┌──

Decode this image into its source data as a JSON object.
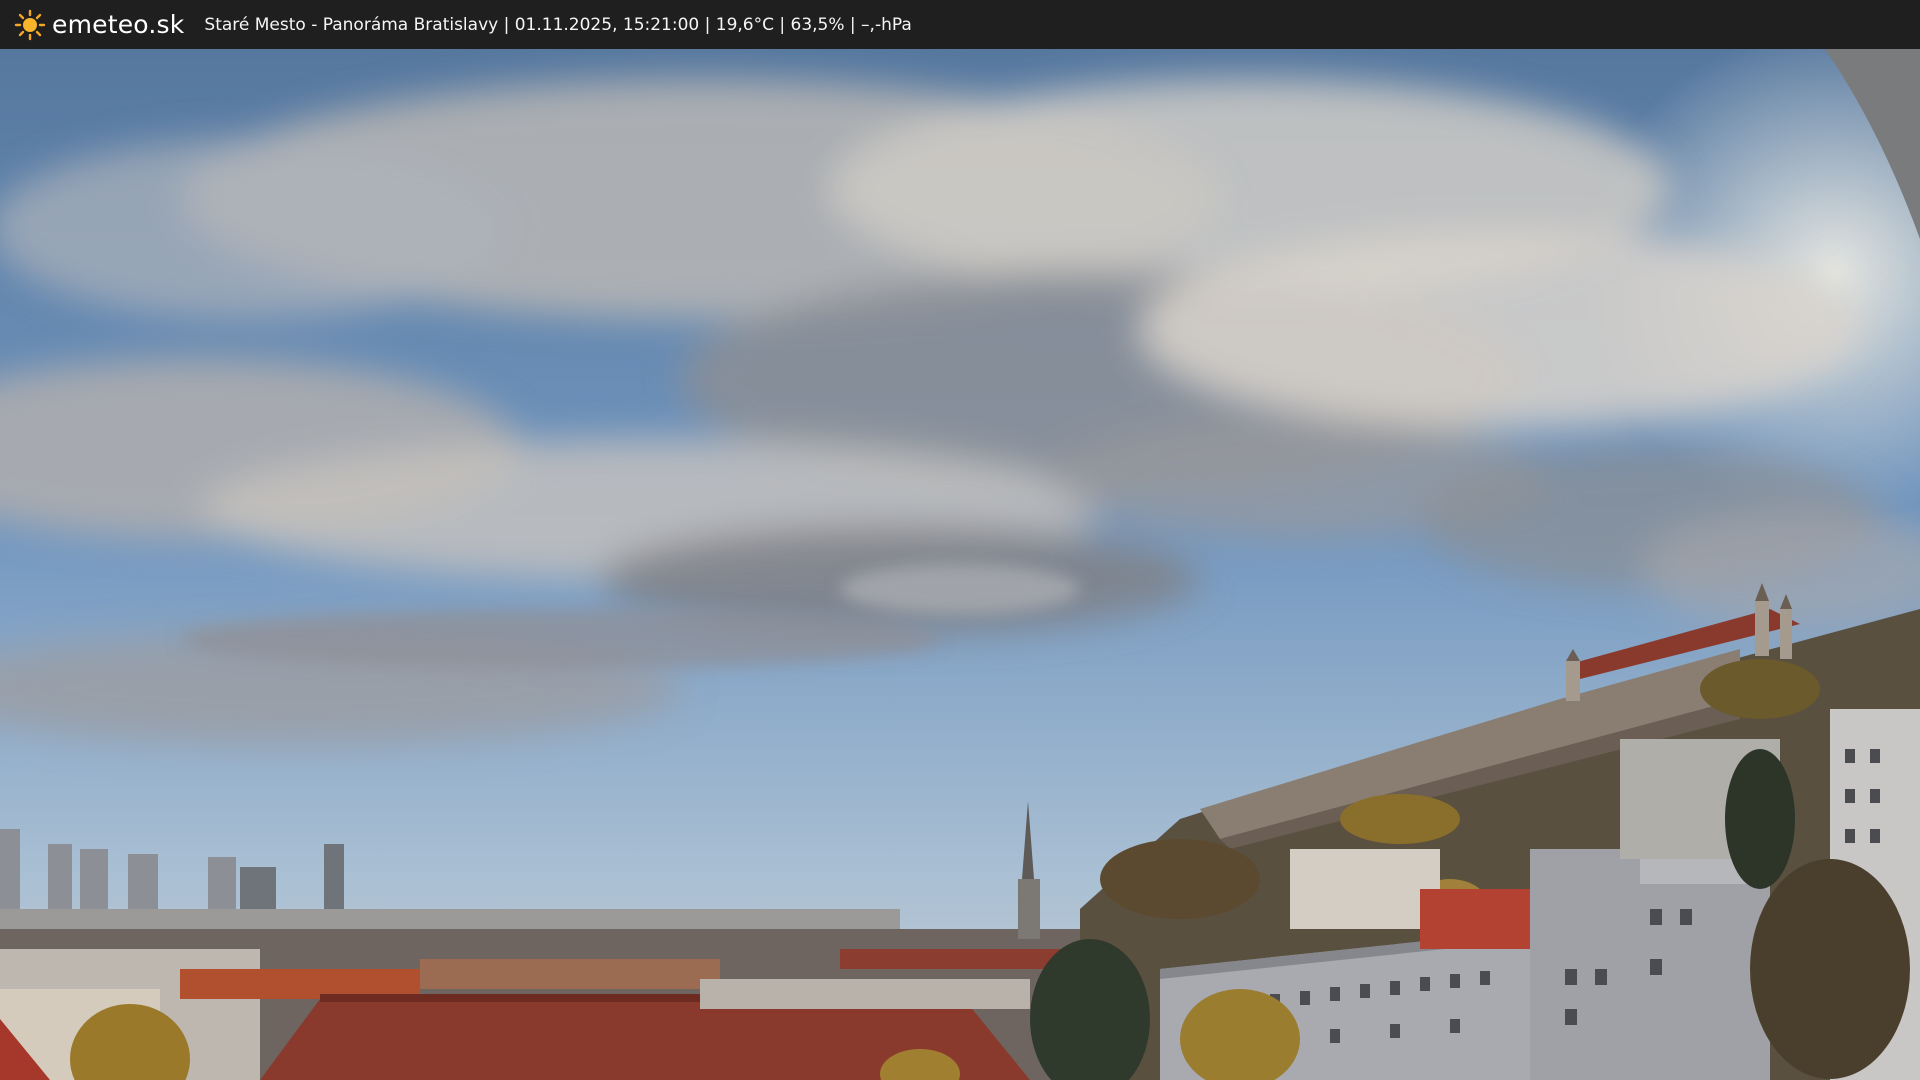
{
  "header": {
    "logo_text": "emeteo.sk",
    "logo_icon": "sun-icon",
    "caption": "Staré Mesto - Panoráma Bratislavy | 01.11.2025, 15:21:00 | 19,6°C | 63,5% | –,-hPa"
  },
  "colors": {
    "bar": "#1f1f1f",
    "sun": "#f5a623",
    "sky": "#6f94bd",
    "cloud": "#c9c5c2",
    "roof": "#8a3a2c"
  }
}
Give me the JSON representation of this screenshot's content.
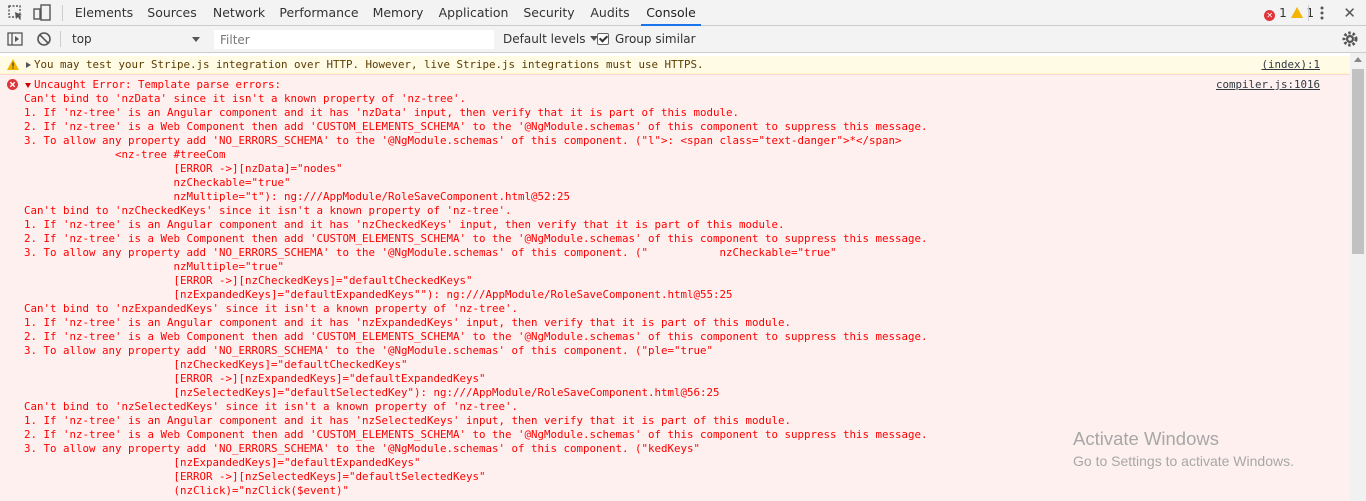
{
  "devtools": {
    "tabs": [
      "Elements",
      "Sources",
      "Network",
      "Performance",
      "Memory",
      "Application",
      "Security",
      "Audits",
      "Console"
    ],
    "active_tab": "Console",
    "error_count": "1",
    "warning_count": "1"
  },
  "console_toolbar": {
    "context": "top",
    "filter_placeholder": "Filter",
    "levels": "Default levels",
    "group_similar": "Group similar"
  },
  "messages": {
    "warning": {
      "text": "You may test your Stripe.js integration over HTTP. However, live Stripe.js integrations must use HTTPS.",
      "source": "(index):1"
    },
    "error": {
      "header": "Uncaught Error: Template parse errors:",
      "source": "compiler.js:1016",
      "lines": [
        "Can't bind to 'nzData' since it isn't a known property of 'nz-tree'.",
        "1. If 'nz-tree' is an Angular component and it has 'nzData' input, then verify that it is part of this module.",
        "2. If 'nz-tree' is a Web Component then add 'CUSTOM_ELEMENTS_SCHEMA' to the '@NgModule.schemas' of this component to suppress this message.",
        "3. To allow any property add 'NO_ERRORS_SCHEMA' to the '@NgModule.schemas' of this component. (\"l\">: <span class=\"text-danger\">*</span>",
        "              <nz-tree #treeCom",
        "                       [ERROR ->][nzData]=\"nodes\"",
        "                       nzCheckable=\"true\"",
        "                       nzMultiple=\"t\"): ng:///AppModule/RoleSaveComponent.html@52:25",
        "Can't bind to 'nzCheckedKeys' since it isn't a known property of 'nz-tree'.",
        "1. If 'nz-tree' is an Angular component and it has 'nzCheckedKeys' input, then verify that it is part of this module.",
        "2. If 'nz-tree' is a Web Component then add 'CUSTOM_ELEMENTS_SCHEMA' to the '@NgModule.schemas' of this component to suppress this message.",
        "3. To allow any property add 'NO_ERRORS_SCHEMA' to the '@NgModule.schemas' of this component. (\"           nzCheckable=\"true\"",
        "                       nzMultiple=\"true\"",
        "                       [ERROR ->][nzCheckedKeys]=\"defaultCheckedKeys\"",
        "                       [nzExpandedKeys]=\"defaultExpandedKeys\"\"): ng:///AppModule/RoleSaveComponent.html@55:25",
        "Can't bind to 'nzExpandedKeys' since it isn't a known property of 'nz-tree'.",
        "1. If 'nz-tree' is an Angular component and it has 'nzExpandedKeys' input, then verify that it is part of this module.",
        "2. If 'nz-tree' is a Web Component then add 'CUSTOM_ELEMENTS_SCHEMA' to the '@NgModule.schemas' of this component to suppress this message.",
        "3. To allow any property add 'NO_ERRORS_SCHEMA' to the '@NgModule.schemas' of this component. (\"ple=\"true\"",
        "                       [nzCheckedKeys]=\"defaultCheckedKeys\"",
        "                       [ERROR ->][nzExpandedKeys]=\"defaultExpandedKeys\"",
        "                       [nzSelectedKeys]=\"defaultSelectedKey\"): ng:///AppModule/RoleSaveComponent.html@56:25",
        "Can't bind to 'nzSelectedKeys' since it isn't a known property of 'nz-tree'.",
        "1. If 'nz-tree' is an Angular component and it has 'nzSelectedKeys' input, then verify that it is part of this module.",
        "2. If 'nz-tree' is a Web Component then add 'CUSTOM_ELEMENTS_SCHEMA' to the '@NgModule.schemas' of this component to suppress this message.",
        "3. To allow any property add 'NO_ERRORS_SCHEMA' to the '@NgModule.schemas' of this component. (\"kedKeys\"",
        "                       [nzExpandedKeys]=\"defaultExpandedKeys\"",
        "                       [ERROR ->][nzSelectedKeys]=\"defaultSelectedKeys\"",
        "                       (nzClick)=\"nzClick($event)\""
      ]
    }
  },
  "watermark": {
    "line1": "Activate Windows",
    "line2": "Go to Settings to activate Windows."
  }
}
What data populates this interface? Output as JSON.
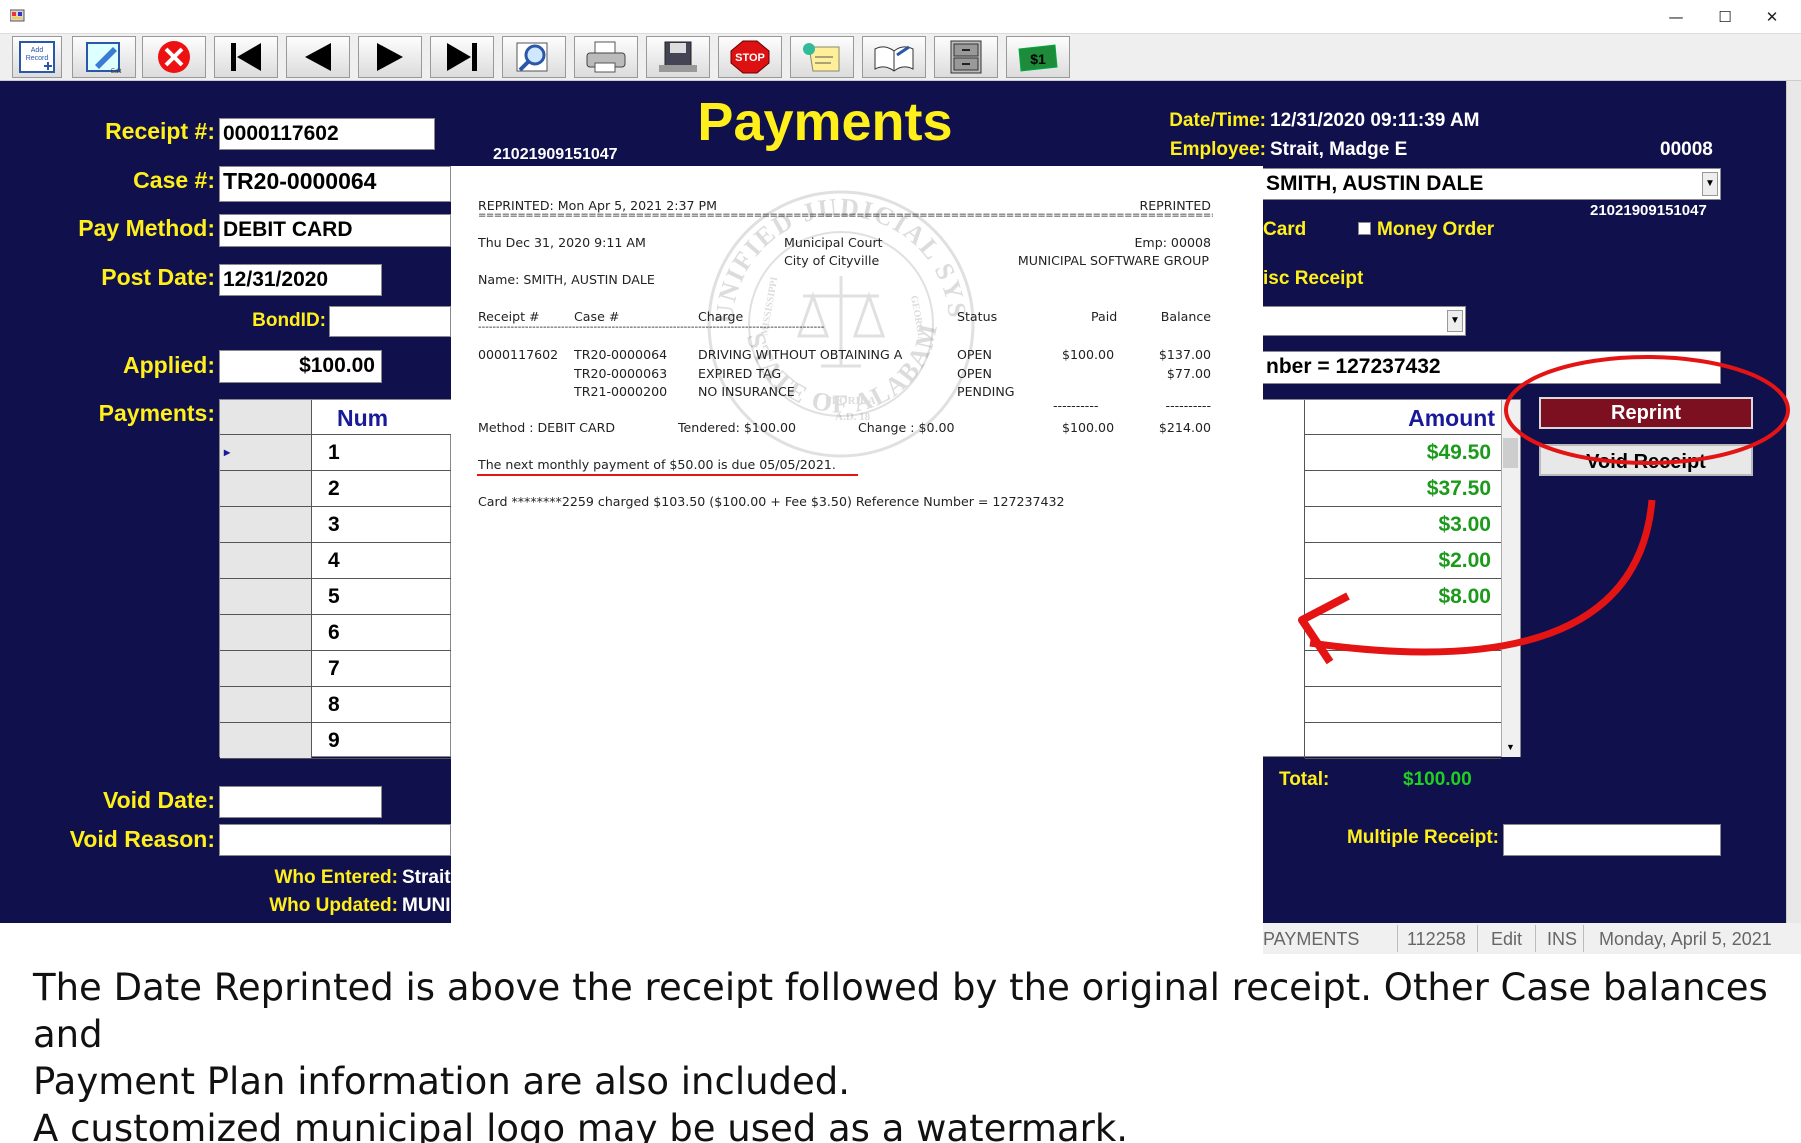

└──

**EXERCISE GOAL:**
Transcribe every entry above exactly. Omit all pictures.

**FINAL RESULT:**
Decode this image into its source data as a JSON object.
{
  "header": {
    "logo_text": "emeteo.sk",
    "logo_icon": "sun-icon",
    "caption": "Staré Mesto - Panoráma Bratislavy | 01.11.2025, 15:21:00 | 19,6°C | 63,5% | –,-hPa"
  },
  "colors": {
    "bar": "#1f1f1f",
    "sun": "#f5a623",
    "sky": "#6f94bd",
    "cloud": "#c9c5c2",
    "roof": "#8a3a2c"
  }
}
Give me the JSON representation of this screenshot's content.
{
  "devtools": {
    "tabs": [
      "Elements",
      "Sources",
      "Network",
      "Performance",
      "Memory",
      "Application",
      "Security",
      "Audits",
      "Console"
    ],
    "active_tab": "Console",
    "error_count": "1",
    "warning_count": "1"
  },
  "console_toolbar": {
    "context": "top",
    "filter_placeholder": "Filter",
    "levels": "Default levels",
    "group_similar": "Group similar"
  },
  "messages": {
    "warning": {
      "text": "You may test your Stripe.js integration over HTTP. However, live Stripe.js integrations must use HTTPS.",
      "source": "(index):1"
    },
    "error": {
      "header": "Uncaught Error: Template parse errors:",
      "source": "compiler.js:1016",
      "lines": [
        "Can't bind to 'nzData' since it isn't a known property of 'nz-tree'.",
        "1. If 'nz-tree' is an Angular component and it has 'nzData' input, then verify that it is part of this module.",
        "2. If 'nz-tree' is a Web Component then add 'CUSTOM_ELEMENTS_SCHEMA' to the '@NgModule.schemas' of this component to suppress this message.",
        "3. To allow any property add 'NO_ERRORS_SCHEMA' to the '@NgModule.schemas' of this component. (\"l\">: <span class=\"text-danger\">*</span>",
        "              <nz-tree #treeCom",
        "                       [ERROR ->][nzData]=\"nodes\"",
        "                       nzCheckable=\"true\"",
        "                       nzMultiple=\"t\"): ng:///AppModule/RoleSaveComponent.html@52:25",
        "Can't bind to 'nzCheckedKeys' since it isn't a known property of 'nz-tree'.",
        "1. If 'nz-tree' is an Angular component and it has 'nzCheckedKeys' input, then verify that it is part of this module.",
        "2. If 'nz-tree' is a Web Component then add 'CUSTOM_ELEMENTS_SCHEMA' to the '@NgModule.schemas' of this component to suppress this message.",
        "3. To allow any property add 'NO_ERRORS_SCHEMA' to the '@NgModule.schemas' of this component. (\"           nzCheckable=\"true\"",
        "                       nzMultiple=\"true\"",
        "                       [ERROR ->][nzCheckedKeys]=\"defaultCheckedKeys\"",
        "                       [nzExpandedKeys]=\"defaultExpandedKeys\"\"): ng:///AppModule/RoleSaveComponent.html@55:25",
        "Can't bind to 'nzExpandedKeys' since it isn't a known property of 'nz-tree'.",
        "1. If 'nz-tree' is an Angular component and it has 'nzExpandedKeys' input, then verify that it is part of this module.",
        "2. If 'nz-tree' is a Web Component then add 'CUSTOM_ELEMENTS_SCHEMA' to the '@NgModule.schemas' of this component to suppress this message.",
        "3. To allow any property add 'NO_ERRORS_SCHEMA' to the '@NgModule.schemas' of this component. (\"ple=\"true\"",
        "                       [nzCheckedKeys]=\"defaultCheckedKeys\"",
        "                       [ERROR ->][nzExpandedKeys]=\"defaultExpandedKeys\"",
        "                       [nzSelectedKeys]=\"defaultSelectedKey\"): ng:///AppModule/RoleSaveComponent.html@56:25",
        "Can't bind to 'nzSelectedKeys' since it isn't a known property of 'nz-tree'.",
        "1. If 'nz-tree' is an Angular component and it has 'nzSelectedKeys' input, then verify that it is part of this module.",
        "2. If 'nz-tree' is a Web Component then add 'CUSTOM_ELEMENTS_SCHEMA' to the '@NgModule.schemas' of this component to suppress this message.",
        "3. To allow any property add 'NO_ERRORS_SCHEMA' to the '@NgModule.schemas' of this component. (\"kedKeys\"",
        "                       [nzExpandedKeys]=\"defaultExpandedKeys\"",
        "                       [ERROR ->][nzSelectedKeys]=\"defaultSelectedKeys\"",
        "                       (nzClick)=\"nzClick($event)\""
      ]
    }
  },
  "watermark": {
    "line1": "Activate Windows",
    "line2": "Go to Settings to activate Windows."
  }
}
What data populates this interface? Output as JSON.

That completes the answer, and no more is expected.